## YOUR INSTRUCTIONS
Pick every line from the data that holds the word "screenshot".
----
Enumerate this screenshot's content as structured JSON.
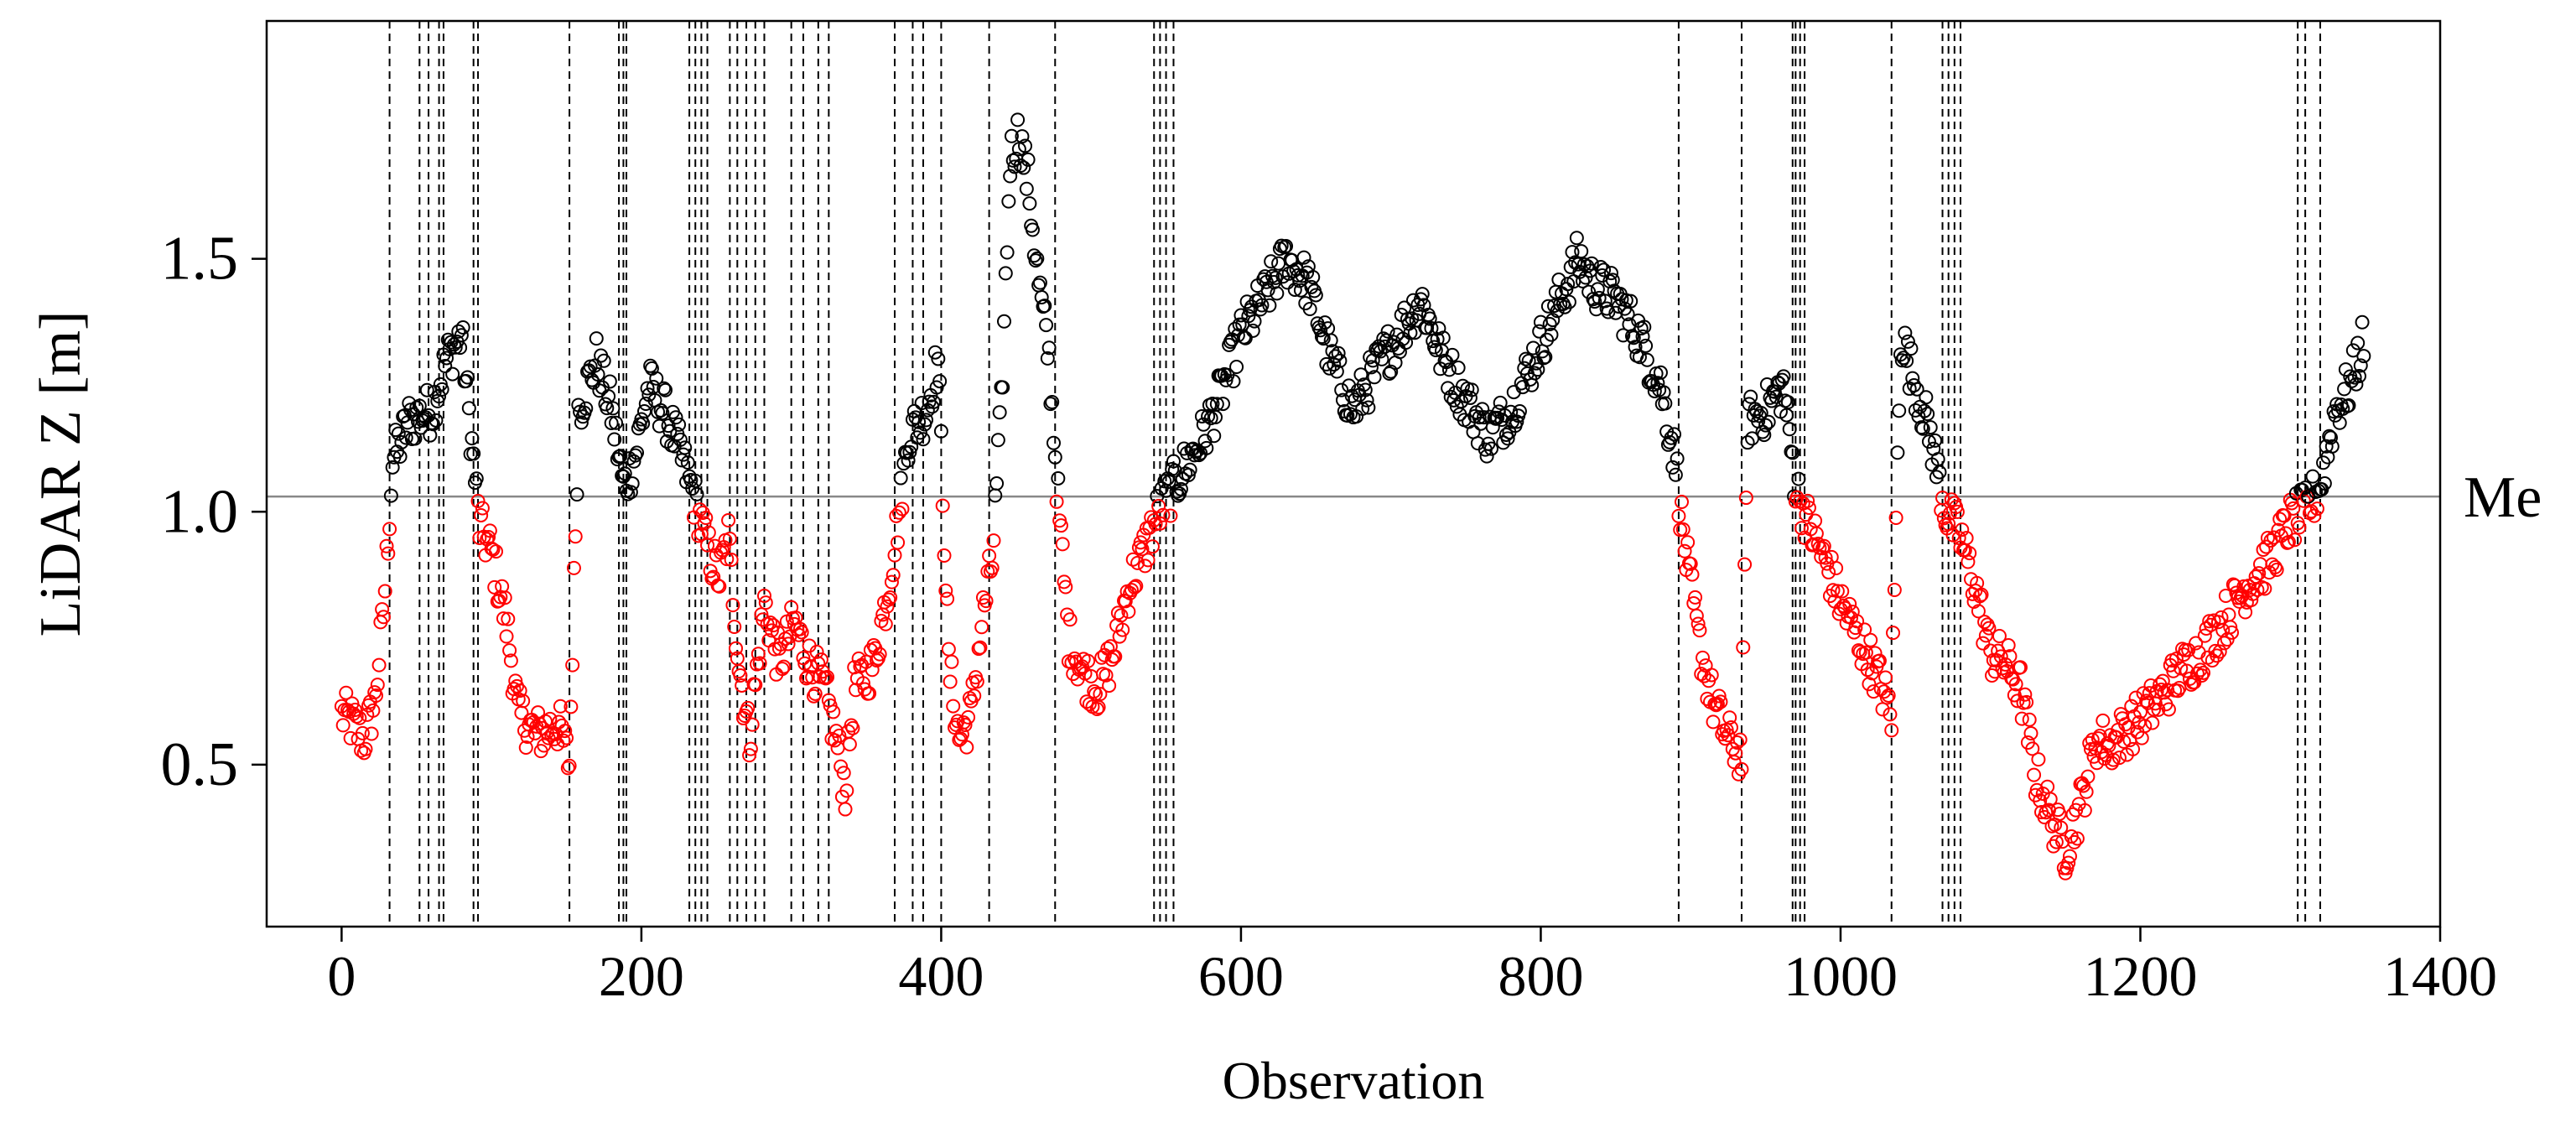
{
  "chart_data": {
    "type": "scatter",
    "title": "",
    "xlabel": "Observation",
    "ylabel": "LiDAR  Z [m]",
    "xlim": [
      -50,
      1400
    ],
    "ylim": [
      0.18,
      1.97
    ],
    "xticks": [
      0,
      200,
      400,
      600,
      800,
      1000,
      1200,
      1400
    ],
    "xtick_labels": [
      "0",
      "200",
      "400",
      "600",
      "800",
      "1000",
      "1200",
      "1400"
    ],
    "yticks": [
      0.5,
      1.0,
      1.5
    ],
    "ytick_labels": [
      "0.5",
      "1.0",
      "1.5"
    ],
    "reference_line": {
      "y": 1.03,
      "label": "Me",
      "color": "#888888"
    },
    "change_points_x": [
      32,
      52,
      58,
      65,
      68,
      88,
      91,
      152,
      185,
      188,
      190,
      232,
      236,
      240,
      244,
      259,
      264,
      270,
      276,
      282,
      300,
      308,
      318,
      325,
      369,
      381,
      388,
      400,
      432,
      476,
      542,
      546,
      550,
      555,
      892,
      934,
      968,
      970,
      973,
      976,
      1034,
      1068,
      1072,
      1076,
      1080,
      1305,
      1310,
      1320
    ],
    "point_colors": {
      "above": "#000000",
      "below": "#ff0000"
    },
    "point_count": 1350
  }
}
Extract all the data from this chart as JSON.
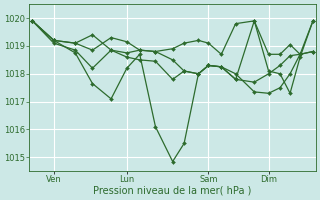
{
  "bg_color": "#cce8e6",
  "grid_color": "#ffffff",
  "line_color": "#2d6b2d",
  "marker_color": "#2d6b2d",
  "xlabel": "Pression niveau de la mer( hPa )",
  "xlabel_color": "#2d6b2d",
  "tick_color": "#2d6b2d",
  "ylim": [
    1014.5,
    1020.5
  ],
  "yticks": [
    1015,
    1016,
    1017,
    1018,
    1019,
    1020
  ],
  "xtick_labels": [
    "Ven",
    "Lun",
    "Sam",
    "Dim"
  ],
  "vline_positions": [
    0.085,
    0.34,
    0.625,
    0.835
  ],
  "series": [
    {
      "x": [
        0.01,
        0.085,
        0.16,
        0.22,
        0.285,
        0.34,
        0.385,
        0.44,
        0.5,
        0.54,
        0.59,
        0.625,
        0.67,
        0.72,
        0.785,
        0.835,
        0.875,
        0.91,
        0.945,
        0.99
      ],
      "y": [
        1019.9,
        1019.2,
        1018.75,
        1017.65,
        1017.1,
        1018.2,
        1018.7,
        1016.1,
        1014.85,
        1015.5,
        1018.0,
        1018.3,
        1018.25,
        1017.8,
        1019.9,
        1018.1,
        1018.0,
        1017.3,
        1018.6,
        1019.9
      ]
    },
    {
      "x": [
        0.01,
        0.085,
        0.16,
        0.22,
        0.285,
        0.34,
        0.385,
        0.44,
        0.5,
        0.54,
        0.59,
        0.625,
        0.67,
        0.72,
        0.785,
        0.835,
        0.875,
        0.91,
        0.945,
        0.99
      ],
      "y": [
        1019.9,
        1019.2,
        1019.1,
        1019.4,
        1018.85,
        1018.75,
        1018.85,
        1018.8,
        1018.5,
        1018.1,
        1018.0,
        1018.3,
        1018.25,
        1017.8,
        1017.7,
        1018.0,
        1018.3,
        1018.65,
        1018.7,
        1018.8
      ]
    },
    {
      "x": [
        0.01,
        0.085,
        0.16,
        0.22,
        0.285,
        0.34,
        0.385,
        0.44,
        0.5,
        0.54,
        0.59,
        0.625,
        0.67,
        0.72,
        0.785,
        0.835,
        0.875,
        0.91,
        0.945,
        0.99
      ],
      "y": [
        1019.9,
        1019.2,
        1019.1,
        1018.85,
        1019.3,
        1019.15,
        1018.85,
        1018.8,
        1018.9,
        1019.1,
        1019.2,
        1019.1,
        1018.7,
        1019.8,
        1019.9,
        1018.7,
        1018.7,
        1019.05,
        1018.7,
        1019.9
      ]
    },
    {
      "x": [
        0.01,
        0.085,
        0.16,
        0.22,
        0.285,
        0.34,
        0.385,
        0.44,
        0.5,
        0.54,
        0.59,
        0.625,
        0.67,
        0.72,
        0.785,
        0.835,
        0.875,
        0.91,
        0.945,
        0.99
      ],
      "y": [
        1019.9,
        1019.1,
        1018.85,
        1018.2,
        1018.85,
        1018.6,
        1018.5,
        1018.45,
        1017.8,
        1018.1,
        1018.0,
        1018.3,
        1018.25,
        1018.0,
        1017.35,
        1017.3,
        1017.5,
        1018.0,
        1018.7,
        1018.8
      ]
    }
  ]
}
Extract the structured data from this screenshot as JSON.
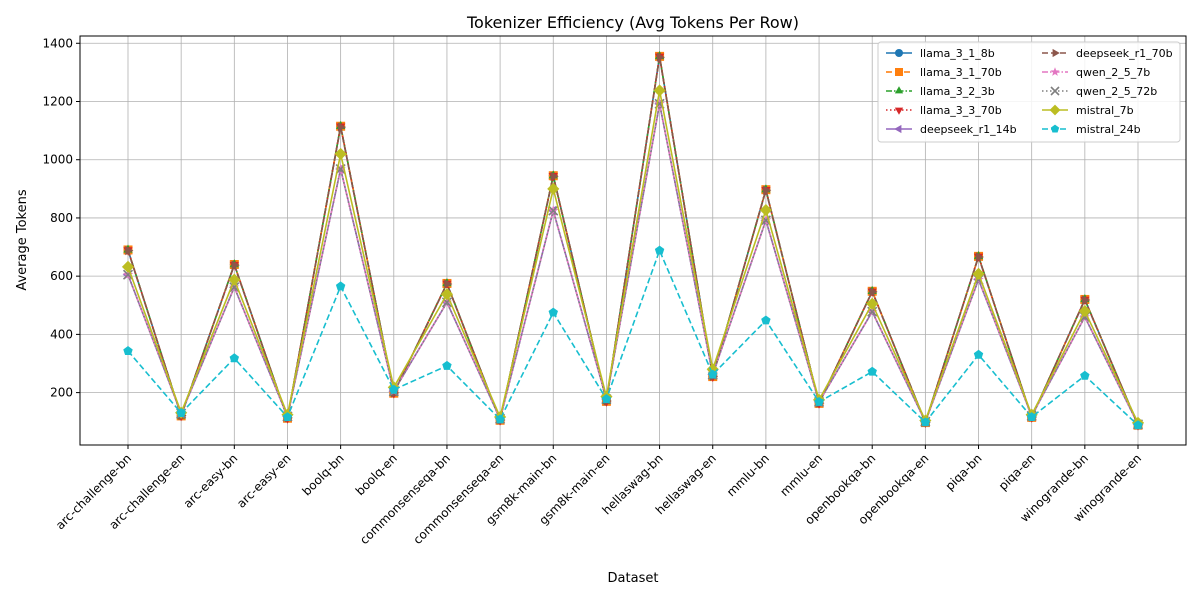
{
  "chart_data": {
    "type": "line",
    "title": "Tokenizer Efficiency (Avg Tokens Per Row)",
    "xlabel": "Dataset",
    "ylabel": "Average Tokens",
    "ylim": [
      20,
      1425
    ],
    "yticks": [
      200,
      400,
      600,
      800,
      1000,
      1200,
      1400
    ],
    "grid": true,
    "legend_position": "top-right",
    "categories": [
      "arc-challenge-bn",
      "arc-challenge-en",
      "arc-easy-bn",
      "arc-easy-en",
      "boolq-bn",
      "boolq-en",
      "commonsenseqa-bn",
      "commonsenseqa-en",
      "gsm8k-main-bn",
      "gsm8k-main-en",
      "hellaswag-bn",
      "hellaswag-en",
      "mmlu-bn",
      "mmlu-en",
      "openbookqa-bn",
      "openbookqa-en",
      "piqa-bn",
      "piqa-en",
      "winogrande-bn",
      "winogrande-en"
    ],
    "series": [
      {
        "name": "llama_3_1_8b",
        "color": "#1f77b4",
        "marker": "circle",
        "dash": "solid",
        "values": [
          690,
          120,
          640,
          112,
          1115,
          198,
          575,
          105,
          945,
          170,
          1355,
          255,
          897,
          163,
          548,
          97,
          668,
          115,
          520,
          88
        ]
      },
      {
        "name": "llama_3_1_70b",
        "color": "#ff7f0e",
        "marker": "square",
        "dash": "dashed",
        "values": [
          690,
          120,
          640,
          112,
          1115,
          198,
          575,
          105,
          945,
          170,
          1355,
          255,
          897,
          163,
          548,
          97,
          668,
          115,
          520,
          88
        ]
      },
      {
        "name": "llama_3_2_3b",
        "color": "#2ca02c",
        "marker": "triangle-up",
        "dash": "dashdot",
        "values": [
          690,
          120,
          640,
          112,
          1115,
          198,
          575,
          105,
          945,
          170,
          1355,
          255,
          897,
          163,
          548,
          97,
          668,
          115,
          520,
          88
        ]
      },
      {
        "name": "llama_3_3_70b",
        "color": "#d62728",
        "marker": "triangle-down",
        "dash": "dotted",
        "values": [
          690,
          120,
          640,
          112,
          1115,
          198,
          575,
          105,
          945,
          170,
          1355,
          255,
          897,
          163,
          548,
          97,
          668,
          115,
          520,
          88
        ]
      },
      {
        "name": "deepseek_r1_14b",
        "color": "#9467bd",
        "marker": "triangle-left",
        "dash": "solid",
        "values": [
          605,
          128,
          562,
          118,
          968,
          205,
          510,
          110,
          825,
          178,
          1192,
          262,
          792,
          168,
          478,
          100,
          588,
          120,
          460,
          91
        ]
      },
      {
        "name": "deepseek_r1_70b",
        "color": "#8c564b",
        "marker": "triangle-right",
        "dash": "dashed",
        "values": [
          688,
          121,
          638,
          113,
          1112,
          199,
          573,
          106,
          943,
          171,
          1352,
          256,
          895,
          164,
          546,
          98,
          666,
          116,
          518,
          89
        ]
      },
      {
        "name": "qwen_2_5_7b",
        "color": "#e377c2",
        "marker": "star",
        "dash": "dashdot",
        "values": [
          605,
          128,
          562,
          118,
          968,
          205,
          510,
          110,
          825,
          178,
          1192,
          262,
          792,
          168,
          478,
          100,
          588,
          120,
          460,
          91
        ]
      },
      {
        "name": "qwen_2_5_72b",
        "color": "#7f7f7f",
        "marker": "x",
        "dash": "dotted",
        "values": [
          605,
          128,
          562,
          118,
          968,
          205,
          510,
          110,
          825,
          178,
          1192,
          262,
          792,
          168,
          478,
          100,
          588,
          120,
          460,
          91
        ]
      },
      {
        "name": "mistral_7b",
        "color": "#bcbd22",
        "marker": "diamond",
        "dash": "solid",
        "values": [
          632,
          131,
          588,
          124,
          1020,
          218,
          538,
          116,
          900,
          186,
          1238,
          280,
          827,
          175,
          505,
          104,
          608,
          124,
          480,
          96
        ]
      },
      {
        "name": "mistral_24b",
        "color": "#17becf",
        "marker": "pentagon",
        "dash": "dashed",
        "values": [
          343,
          130,
          318,
          116,
          565,
          210,
          292,
          108,
          475,
          178,
          688,
          262,
          448,
          168,
          272,
          98,
          330,
          116,
          258,
          88
        ]
      }
    ]
  }
}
----
## RESULT
Enumerate this screenshot's content as structured JSON.
Extract the structured data from this screenshot as JSON.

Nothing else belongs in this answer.